## start Data listing

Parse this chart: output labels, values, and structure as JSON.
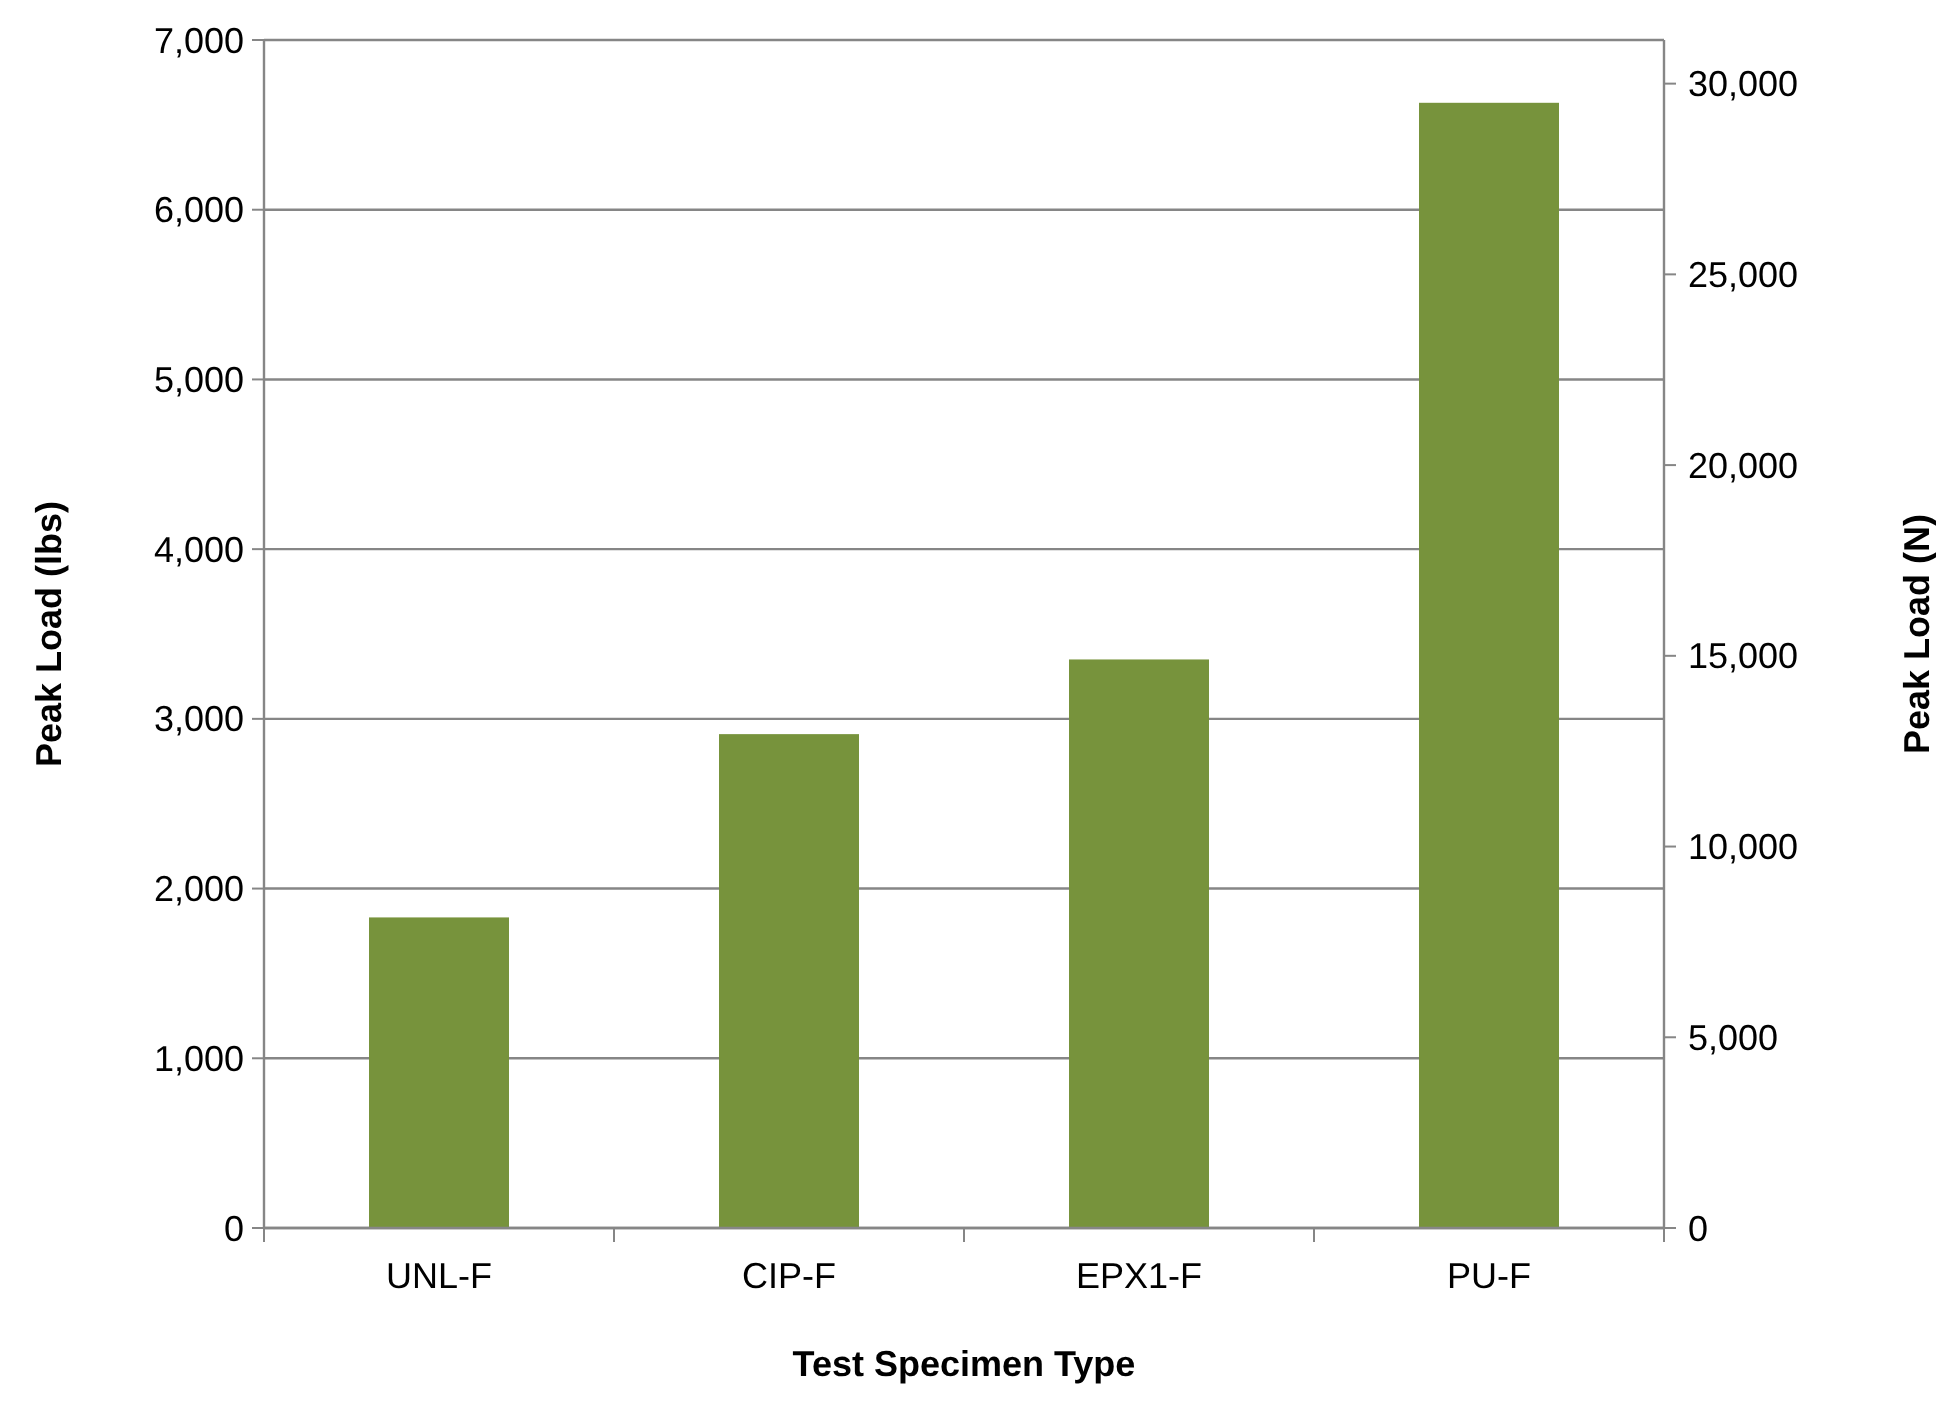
{
  "chart_data": {
    "type": "bar",
    "categories": [
      "UNL-F",
      "CIP-F",
      "EPX1-F",
      "PU-F"
    ],
    "values": [
      1830,
      2910,
      3350,
      6630
    ],
    "color": "#77933c",
    "xlabel": "Test Specimen Type",
    "ylabel": "Peak Load (lbs)",
    "y2label": "Peak Load (N)",
    "ylim": [
      0,
      7000
    ],
    "yticks": [
      {
        "value": 0,
        "label": "0"
      },
      {
        "value": 1000,
        "label": "1,000"
      },
      {
        "value": 2000,
        "label": "2,000"
      },
      {
        "value": 3000,
        "label": "3,000"
      },
      {
        "value": 4000,
        "label": "4,000"
      },
      {
        "value": 5000,
        "label": "5,000"
      },
      {
        "value": 6000,
        "label": "6,000"
      },
      {
        "value": 7000,
        "label": "7,000"
      }
    ],
    "y2lim": [
      0,
      31144
    ],
    "y2ticks": [
      {
        "value": 0,
        "label": "0"
      },
      {
        "value": 5000,
        "label": "5,000"
      },
      {
        "value": 10000,
        "label": "10,000"
      },
      {
        "value": 15000,
        "label": "15,000"
      },
      {
        "value": 20000,
        "label": "20,000"
      },
      {
        "value": 25000,
        "label": "25,000"
      },
      {
        "value": 30000,
        "label": "30,000"
      }
    ],
    "grid": "y"
  }
}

## end Data listing

Every entry above needs to be retyped exactly; drop the pictures.

Parse this chart: output labels, values, and structure as JSON.
{
  "chart_data": {
    "type": "bar",
    "categories": [
      "UNL-F",
      "CIP-F",
      "EPX1-F",
      "PU-F"
    ],
    "values": [
      1830,
      2910,
      3350,
      6630
    ],
    "color": "#77933c",
    "xlabel": "Test Specimen Type",
    "ylabel": "Peak Load (lbs)",
    "y2label": "Peak Load (N)",
    "ylim": [
      0,
      7000
    ],
    "yticks": [
      {
        "value": 0,
        "label": "0"
      },
      {
        "value": 1000,
        "label": "1,000"
      },
      {
        "value": 2000,
        "label": "2,000"
      },
      {
        "value": 3000,
        "label": "3,000"
      },
      {
        "value": 4000,
        "label": "4,000"
      },
      {
        "value": 5000,
        "label": "5,000"
      },
      {
        "value": 6000,
        "label": "6,000"
      },
      {
        "value": 7000,
        "label": "7,000"
      }
    ],
    "y2lim": [
      0,
      31144
    ],
    "y2ticks": [
      {
        "value": 0,
        "label": "0"
      },
      {
        "value": 5000,
        "label": "5,000"
      },
      {
        "value": 10000,
        "label": "10,000"
      },
      {
        "value": 15000,
        "label": "15,000"
      },
      {
        "value": 20000,
        "label": "20,000"
      },
      {
        "value": 25000,
        "label": "25,000"
      },
      {
        "value": 30000,
        "label": "30,000"
      }
    ],
    "grid": "y"
  }
}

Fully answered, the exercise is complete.